Exercise aim ▸ Report every line in the listing below where the string "blue" shows up.

Task inputs ▸
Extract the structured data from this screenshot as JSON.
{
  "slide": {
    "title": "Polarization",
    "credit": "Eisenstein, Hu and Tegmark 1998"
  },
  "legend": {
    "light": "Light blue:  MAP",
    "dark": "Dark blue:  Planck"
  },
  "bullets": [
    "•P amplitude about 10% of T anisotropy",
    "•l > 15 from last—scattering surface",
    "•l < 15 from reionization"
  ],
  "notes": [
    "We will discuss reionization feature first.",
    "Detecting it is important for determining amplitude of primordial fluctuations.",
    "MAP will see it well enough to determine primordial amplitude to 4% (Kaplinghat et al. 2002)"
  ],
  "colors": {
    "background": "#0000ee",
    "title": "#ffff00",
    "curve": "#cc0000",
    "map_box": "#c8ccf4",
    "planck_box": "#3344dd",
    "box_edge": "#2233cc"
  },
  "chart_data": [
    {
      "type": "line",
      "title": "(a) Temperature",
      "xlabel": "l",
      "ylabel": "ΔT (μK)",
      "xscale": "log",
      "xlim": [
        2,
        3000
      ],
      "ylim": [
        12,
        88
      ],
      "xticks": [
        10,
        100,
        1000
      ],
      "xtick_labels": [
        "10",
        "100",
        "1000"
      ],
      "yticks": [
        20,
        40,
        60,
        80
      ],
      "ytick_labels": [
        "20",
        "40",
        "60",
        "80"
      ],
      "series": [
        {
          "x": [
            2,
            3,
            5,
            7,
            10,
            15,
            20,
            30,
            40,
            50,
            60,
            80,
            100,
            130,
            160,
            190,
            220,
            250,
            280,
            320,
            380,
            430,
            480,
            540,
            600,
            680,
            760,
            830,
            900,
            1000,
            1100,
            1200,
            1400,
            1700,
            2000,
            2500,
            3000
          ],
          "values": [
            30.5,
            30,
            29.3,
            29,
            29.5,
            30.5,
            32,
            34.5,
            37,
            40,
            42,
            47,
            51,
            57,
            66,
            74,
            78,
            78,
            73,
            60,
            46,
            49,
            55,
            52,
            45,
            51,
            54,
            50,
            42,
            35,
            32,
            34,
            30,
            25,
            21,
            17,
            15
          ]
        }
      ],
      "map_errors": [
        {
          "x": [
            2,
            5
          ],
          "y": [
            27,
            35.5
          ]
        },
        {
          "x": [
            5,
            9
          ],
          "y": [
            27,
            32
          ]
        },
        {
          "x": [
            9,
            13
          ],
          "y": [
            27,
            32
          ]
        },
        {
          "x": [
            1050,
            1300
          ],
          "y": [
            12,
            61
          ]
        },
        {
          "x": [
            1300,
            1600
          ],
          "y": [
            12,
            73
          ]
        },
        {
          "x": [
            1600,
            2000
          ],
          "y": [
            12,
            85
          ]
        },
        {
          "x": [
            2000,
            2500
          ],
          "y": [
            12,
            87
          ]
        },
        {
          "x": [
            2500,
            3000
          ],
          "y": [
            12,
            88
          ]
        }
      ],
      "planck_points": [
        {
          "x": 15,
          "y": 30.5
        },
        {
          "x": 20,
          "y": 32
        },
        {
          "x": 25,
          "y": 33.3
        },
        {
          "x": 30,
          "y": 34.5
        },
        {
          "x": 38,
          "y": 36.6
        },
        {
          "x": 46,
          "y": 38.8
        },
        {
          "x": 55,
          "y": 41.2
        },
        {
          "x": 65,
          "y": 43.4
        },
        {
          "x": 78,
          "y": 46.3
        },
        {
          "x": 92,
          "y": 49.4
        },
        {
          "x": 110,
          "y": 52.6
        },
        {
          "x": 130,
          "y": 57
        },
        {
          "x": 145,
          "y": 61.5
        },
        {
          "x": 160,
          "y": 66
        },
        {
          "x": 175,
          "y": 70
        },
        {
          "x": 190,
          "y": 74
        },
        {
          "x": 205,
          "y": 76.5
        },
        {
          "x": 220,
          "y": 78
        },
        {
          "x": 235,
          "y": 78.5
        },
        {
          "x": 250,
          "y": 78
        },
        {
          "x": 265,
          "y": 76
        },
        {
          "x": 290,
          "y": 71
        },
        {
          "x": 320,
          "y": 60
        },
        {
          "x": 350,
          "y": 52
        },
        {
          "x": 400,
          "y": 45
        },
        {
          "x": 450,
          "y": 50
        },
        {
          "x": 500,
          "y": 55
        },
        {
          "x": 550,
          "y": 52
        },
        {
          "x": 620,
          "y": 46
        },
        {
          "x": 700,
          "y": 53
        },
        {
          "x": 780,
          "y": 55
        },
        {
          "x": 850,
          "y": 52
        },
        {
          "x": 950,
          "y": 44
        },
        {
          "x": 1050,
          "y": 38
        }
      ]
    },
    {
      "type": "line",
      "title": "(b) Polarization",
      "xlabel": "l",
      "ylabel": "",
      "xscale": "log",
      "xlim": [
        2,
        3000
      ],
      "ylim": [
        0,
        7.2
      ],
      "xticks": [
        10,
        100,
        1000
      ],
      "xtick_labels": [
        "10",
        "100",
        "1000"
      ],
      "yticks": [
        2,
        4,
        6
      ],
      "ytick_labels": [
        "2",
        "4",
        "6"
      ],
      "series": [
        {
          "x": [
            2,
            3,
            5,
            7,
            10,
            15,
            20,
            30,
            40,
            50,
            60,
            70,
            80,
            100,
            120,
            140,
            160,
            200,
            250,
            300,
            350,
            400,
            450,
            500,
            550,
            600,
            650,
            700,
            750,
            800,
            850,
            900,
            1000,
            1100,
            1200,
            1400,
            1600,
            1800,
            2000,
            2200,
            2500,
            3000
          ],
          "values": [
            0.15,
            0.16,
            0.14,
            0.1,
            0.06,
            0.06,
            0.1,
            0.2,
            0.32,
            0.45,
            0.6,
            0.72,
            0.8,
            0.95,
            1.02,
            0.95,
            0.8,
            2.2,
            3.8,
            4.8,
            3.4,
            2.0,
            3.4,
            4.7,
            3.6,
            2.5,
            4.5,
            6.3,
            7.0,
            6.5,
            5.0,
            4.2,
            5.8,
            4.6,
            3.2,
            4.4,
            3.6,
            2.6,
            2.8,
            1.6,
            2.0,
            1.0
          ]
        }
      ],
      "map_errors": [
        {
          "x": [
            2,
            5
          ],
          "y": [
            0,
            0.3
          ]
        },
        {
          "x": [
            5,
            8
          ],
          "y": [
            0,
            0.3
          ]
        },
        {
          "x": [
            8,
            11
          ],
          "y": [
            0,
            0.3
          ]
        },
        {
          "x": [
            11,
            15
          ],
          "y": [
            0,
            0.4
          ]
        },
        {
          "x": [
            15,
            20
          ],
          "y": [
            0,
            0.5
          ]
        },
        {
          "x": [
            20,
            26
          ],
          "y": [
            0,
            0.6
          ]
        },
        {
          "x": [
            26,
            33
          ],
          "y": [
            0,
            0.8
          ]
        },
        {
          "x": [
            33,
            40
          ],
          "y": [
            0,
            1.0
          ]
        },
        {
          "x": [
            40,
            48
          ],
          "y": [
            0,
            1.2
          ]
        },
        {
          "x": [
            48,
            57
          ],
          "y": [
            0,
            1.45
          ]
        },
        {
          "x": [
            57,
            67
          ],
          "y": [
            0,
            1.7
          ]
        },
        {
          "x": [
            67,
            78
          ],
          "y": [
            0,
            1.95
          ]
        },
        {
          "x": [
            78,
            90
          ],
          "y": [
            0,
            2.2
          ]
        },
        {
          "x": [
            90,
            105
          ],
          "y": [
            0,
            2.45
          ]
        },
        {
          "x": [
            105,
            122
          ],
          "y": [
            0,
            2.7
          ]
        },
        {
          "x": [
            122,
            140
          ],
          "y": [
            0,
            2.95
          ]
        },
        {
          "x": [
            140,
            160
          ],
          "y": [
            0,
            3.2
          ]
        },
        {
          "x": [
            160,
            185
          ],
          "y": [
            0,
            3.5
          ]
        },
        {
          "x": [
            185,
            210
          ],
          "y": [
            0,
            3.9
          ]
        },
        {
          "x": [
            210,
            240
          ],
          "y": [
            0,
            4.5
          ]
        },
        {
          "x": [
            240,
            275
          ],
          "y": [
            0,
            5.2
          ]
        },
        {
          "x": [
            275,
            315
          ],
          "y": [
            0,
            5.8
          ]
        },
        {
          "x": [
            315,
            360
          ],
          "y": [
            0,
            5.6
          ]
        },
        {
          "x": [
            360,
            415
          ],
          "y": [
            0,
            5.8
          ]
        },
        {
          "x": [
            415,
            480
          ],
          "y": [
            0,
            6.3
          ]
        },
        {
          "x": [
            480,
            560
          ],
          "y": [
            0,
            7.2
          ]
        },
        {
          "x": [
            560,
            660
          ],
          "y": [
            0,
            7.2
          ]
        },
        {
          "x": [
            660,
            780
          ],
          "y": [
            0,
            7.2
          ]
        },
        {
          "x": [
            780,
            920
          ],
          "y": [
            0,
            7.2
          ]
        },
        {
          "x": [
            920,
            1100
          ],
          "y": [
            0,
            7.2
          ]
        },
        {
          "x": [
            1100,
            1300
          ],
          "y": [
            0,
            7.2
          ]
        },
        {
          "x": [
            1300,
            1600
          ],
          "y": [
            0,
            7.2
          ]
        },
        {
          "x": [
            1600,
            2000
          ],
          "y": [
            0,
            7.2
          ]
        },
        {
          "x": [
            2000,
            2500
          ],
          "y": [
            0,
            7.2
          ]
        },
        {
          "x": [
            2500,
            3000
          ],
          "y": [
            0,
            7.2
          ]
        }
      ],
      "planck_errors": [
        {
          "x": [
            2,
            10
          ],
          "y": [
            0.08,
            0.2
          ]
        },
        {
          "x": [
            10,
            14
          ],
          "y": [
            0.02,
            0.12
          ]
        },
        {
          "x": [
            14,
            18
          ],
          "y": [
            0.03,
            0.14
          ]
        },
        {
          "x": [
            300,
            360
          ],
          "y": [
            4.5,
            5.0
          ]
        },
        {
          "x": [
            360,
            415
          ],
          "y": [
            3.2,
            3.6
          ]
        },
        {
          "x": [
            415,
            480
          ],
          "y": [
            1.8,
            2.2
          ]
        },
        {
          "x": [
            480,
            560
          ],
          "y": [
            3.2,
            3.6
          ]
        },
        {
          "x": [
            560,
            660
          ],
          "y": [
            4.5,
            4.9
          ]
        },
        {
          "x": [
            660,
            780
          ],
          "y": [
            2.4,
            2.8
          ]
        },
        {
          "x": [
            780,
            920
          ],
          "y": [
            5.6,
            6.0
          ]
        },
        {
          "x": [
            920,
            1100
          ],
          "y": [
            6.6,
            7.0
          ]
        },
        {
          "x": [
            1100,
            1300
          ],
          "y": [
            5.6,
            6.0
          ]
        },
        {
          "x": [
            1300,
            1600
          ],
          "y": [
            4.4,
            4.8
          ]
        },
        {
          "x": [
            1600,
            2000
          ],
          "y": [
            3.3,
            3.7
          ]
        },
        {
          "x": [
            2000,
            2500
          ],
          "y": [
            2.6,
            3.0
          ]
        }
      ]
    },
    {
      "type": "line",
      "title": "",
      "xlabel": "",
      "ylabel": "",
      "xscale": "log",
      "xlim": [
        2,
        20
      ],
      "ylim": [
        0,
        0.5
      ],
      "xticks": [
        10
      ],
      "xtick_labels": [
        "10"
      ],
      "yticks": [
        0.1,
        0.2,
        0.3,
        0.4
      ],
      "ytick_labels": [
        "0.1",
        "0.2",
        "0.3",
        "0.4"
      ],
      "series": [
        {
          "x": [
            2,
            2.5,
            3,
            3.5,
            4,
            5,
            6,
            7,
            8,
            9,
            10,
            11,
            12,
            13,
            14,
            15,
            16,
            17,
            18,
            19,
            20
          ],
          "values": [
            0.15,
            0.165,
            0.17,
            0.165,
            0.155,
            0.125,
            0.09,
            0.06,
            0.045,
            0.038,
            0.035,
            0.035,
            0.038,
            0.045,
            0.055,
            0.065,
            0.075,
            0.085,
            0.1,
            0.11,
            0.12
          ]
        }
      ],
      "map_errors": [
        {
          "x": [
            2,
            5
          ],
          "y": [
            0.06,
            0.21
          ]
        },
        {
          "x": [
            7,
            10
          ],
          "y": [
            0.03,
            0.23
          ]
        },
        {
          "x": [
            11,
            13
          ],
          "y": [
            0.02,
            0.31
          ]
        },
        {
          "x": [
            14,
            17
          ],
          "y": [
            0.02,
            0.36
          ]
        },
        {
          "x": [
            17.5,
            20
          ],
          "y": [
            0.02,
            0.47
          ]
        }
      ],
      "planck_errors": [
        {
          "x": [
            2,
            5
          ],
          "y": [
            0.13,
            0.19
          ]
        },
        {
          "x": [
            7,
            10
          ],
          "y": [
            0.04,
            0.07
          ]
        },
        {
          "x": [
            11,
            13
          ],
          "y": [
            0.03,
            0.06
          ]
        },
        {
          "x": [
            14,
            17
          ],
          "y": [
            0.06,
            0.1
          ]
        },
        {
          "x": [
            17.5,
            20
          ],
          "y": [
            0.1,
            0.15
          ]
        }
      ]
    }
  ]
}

Complete output ▸
    "light": "Light blue:  MAP",
    "dark": "Dark blue:  Planck"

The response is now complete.